Provide nothing but the number of lines containing the string "JSON".

Chart and figure data
________

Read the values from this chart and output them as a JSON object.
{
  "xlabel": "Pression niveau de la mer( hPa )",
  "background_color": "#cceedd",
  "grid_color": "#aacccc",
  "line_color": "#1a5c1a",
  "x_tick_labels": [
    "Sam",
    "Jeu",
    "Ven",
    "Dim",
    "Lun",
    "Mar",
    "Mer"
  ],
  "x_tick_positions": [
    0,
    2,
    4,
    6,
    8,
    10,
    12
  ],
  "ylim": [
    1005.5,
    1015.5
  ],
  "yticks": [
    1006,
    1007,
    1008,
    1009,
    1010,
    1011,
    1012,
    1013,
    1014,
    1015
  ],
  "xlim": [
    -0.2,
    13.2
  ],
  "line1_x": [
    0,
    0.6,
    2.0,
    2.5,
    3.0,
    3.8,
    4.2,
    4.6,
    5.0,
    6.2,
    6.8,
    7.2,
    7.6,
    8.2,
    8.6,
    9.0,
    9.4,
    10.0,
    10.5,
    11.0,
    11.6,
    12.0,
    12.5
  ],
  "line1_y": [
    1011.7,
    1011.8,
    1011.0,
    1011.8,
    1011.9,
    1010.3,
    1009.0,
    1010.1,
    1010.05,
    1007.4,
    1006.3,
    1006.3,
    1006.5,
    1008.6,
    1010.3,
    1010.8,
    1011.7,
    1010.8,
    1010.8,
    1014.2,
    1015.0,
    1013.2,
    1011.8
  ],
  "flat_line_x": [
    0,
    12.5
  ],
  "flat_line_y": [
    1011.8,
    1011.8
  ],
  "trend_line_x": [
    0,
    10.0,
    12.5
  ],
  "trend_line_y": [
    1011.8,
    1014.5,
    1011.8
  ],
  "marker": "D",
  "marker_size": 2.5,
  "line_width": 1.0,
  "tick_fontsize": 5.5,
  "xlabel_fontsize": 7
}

________

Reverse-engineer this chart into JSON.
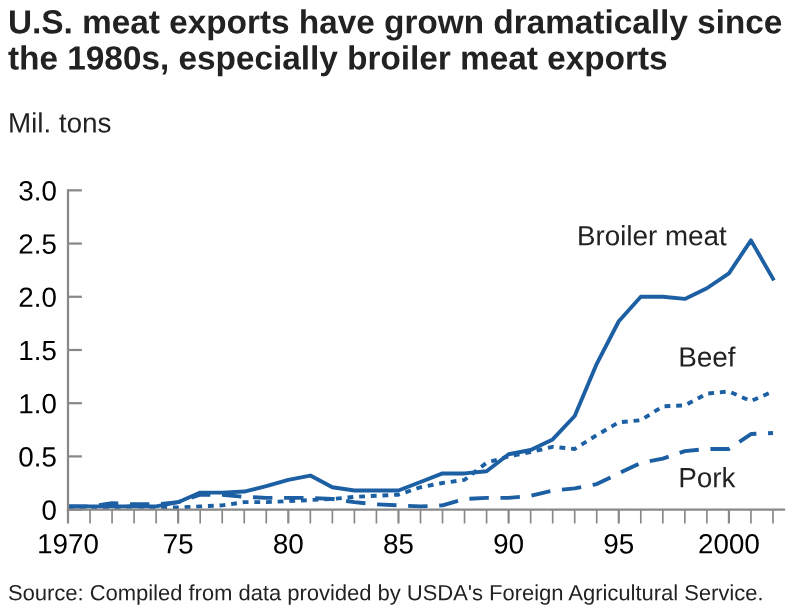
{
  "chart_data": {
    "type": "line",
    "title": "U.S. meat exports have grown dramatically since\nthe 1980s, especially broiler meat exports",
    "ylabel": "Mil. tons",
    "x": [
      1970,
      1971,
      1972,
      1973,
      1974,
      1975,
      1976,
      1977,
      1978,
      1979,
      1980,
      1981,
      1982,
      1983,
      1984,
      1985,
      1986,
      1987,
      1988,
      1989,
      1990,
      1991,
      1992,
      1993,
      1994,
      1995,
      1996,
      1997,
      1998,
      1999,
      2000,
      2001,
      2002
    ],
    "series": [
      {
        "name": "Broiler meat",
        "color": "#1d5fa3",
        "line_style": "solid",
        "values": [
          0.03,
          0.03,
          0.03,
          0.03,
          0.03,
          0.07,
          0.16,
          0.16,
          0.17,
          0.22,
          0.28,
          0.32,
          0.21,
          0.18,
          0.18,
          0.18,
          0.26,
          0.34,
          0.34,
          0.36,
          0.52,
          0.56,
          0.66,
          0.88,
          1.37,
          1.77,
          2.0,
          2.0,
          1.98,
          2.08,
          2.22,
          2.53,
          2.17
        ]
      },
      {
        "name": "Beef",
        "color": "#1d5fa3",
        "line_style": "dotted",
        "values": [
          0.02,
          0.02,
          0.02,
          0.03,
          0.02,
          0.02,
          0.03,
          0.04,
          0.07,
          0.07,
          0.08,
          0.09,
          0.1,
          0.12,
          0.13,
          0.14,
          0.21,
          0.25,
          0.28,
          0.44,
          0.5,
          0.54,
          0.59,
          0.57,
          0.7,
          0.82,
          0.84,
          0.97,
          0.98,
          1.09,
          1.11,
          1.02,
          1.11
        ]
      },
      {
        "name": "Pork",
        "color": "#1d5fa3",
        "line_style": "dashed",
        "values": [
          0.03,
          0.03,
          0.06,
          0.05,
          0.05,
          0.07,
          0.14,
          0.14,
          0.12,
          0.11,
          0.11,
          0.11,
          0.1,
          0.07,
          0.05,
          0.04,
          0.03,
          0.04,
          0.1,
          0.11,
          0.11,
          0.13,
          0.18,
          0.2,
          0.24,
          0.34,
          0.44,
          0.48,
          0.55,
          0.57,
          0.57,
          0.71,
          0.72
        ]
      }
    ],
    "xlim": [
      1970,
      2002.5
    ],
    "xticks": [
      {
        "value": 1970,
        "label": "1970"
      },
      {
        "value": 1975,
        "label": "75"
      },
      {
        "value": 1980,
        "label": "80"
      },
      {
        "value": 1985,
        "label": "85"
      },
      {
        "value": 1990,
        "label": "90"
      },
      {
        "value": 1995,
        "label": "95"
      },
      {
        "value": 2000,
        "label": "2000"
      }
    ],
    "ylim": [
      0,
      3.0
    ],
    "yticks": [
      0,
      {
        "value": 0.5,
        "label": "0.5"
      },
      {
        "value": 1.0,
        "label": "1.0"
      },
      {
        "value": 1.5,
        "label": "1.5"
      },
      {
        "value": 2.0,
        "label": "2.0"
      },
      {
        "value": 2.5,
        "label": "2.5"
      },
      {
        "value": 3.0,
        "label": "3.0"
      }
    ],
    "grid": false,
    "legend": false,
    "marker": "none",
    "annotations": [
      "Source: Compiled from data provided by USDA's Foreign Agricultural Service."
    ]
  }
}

________

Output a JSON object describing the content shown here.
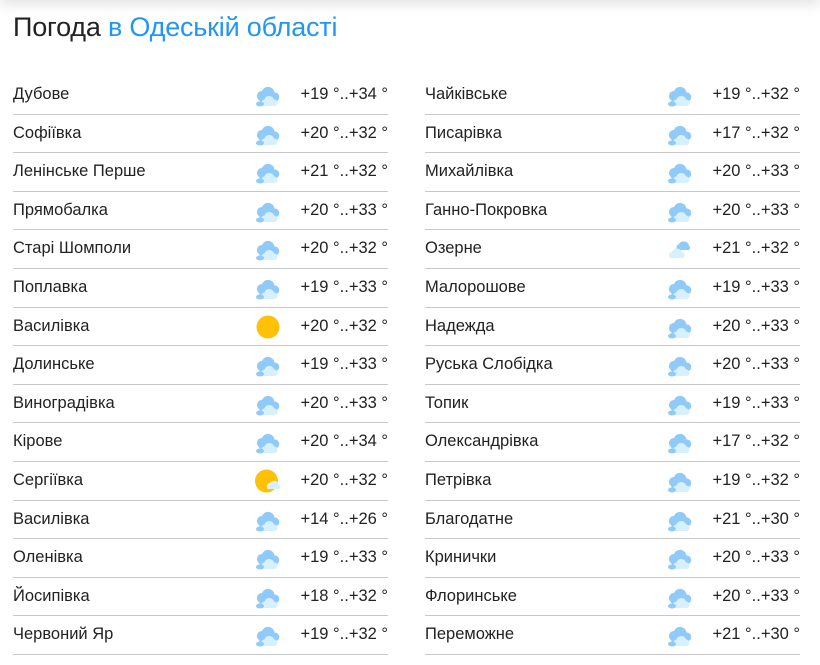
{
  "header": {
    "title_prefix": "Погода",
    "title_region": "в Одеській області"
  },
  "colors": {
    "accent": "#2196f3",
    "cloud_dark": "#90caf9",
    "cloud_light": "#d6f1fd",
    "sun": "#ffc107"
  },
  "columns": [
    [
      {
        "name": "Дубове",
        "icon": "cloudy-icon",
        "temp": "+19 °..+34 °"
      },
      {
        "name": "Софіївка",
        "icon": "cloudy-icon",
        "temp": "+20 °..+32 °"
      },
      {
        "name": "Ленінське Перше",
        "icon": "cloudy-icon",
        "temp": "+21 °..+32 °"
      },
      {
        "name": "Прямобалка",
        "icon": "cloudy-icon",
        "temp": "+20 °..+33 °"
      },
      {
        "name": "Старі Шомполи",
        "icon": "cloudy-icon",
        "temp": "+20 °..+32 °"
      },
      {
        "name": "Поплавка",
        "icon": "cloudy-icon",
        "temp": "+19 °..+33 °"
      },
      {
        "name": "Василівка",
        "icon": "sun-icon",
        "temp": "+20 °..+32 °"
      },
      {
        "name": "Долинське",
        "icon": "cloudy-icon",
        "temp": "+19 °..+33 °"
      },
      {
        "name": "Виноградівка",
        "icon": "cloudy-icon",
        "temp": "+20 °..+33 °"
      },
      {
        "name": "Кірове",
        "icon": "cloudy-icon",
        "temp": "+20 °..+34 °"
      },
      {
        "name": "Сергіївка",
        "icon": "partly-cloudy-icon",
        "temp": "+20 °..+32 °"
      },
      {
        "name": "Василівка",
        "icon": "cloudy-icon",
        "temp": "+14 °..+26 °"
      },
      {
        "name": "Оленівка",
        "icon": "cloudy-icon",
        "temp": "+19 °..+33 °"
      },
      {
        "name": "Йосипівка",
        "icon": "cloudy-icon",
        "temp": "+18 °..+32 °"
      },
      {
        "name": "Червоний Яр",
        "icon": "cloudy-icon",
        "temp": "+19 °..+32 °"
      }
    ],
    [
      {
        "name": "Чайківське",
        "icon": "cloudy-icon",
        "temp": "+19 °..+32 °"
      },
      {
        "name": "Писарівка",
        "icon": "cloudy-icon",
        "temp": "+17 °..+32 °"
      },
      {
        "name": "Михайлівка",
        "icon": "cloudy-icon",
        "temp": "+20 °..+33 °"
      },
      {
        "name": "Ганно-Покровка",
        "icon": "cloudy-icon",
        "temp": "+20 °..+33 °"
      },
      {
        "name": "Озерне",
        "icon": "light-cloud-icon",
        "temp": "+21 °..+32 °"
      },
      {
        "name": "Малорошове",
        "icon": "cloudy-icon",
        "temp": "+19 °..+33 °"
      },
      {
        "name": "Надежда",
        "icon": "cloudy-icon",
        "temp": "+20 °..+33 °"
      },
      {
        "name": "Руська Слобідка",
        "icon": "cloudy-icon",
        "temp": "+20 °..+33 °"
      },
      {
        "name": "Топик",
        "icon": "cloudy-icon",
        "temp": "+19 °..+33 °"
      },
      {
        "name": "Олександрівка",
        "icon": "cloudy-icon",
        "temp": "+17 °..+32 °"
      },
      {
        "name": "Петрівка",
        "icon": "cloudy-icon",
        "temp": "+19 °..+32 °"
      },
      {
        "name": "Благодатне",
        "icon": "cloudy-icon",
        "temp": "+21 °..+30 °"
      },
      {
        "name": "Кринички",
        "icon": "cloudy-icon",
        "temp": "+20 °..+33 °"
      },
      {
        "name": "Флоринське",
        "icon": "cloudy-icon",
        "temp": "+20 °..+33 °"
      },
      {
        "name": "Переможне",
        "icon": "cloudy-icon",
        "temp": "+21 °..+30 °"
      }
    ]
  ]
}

________

### Correct response
3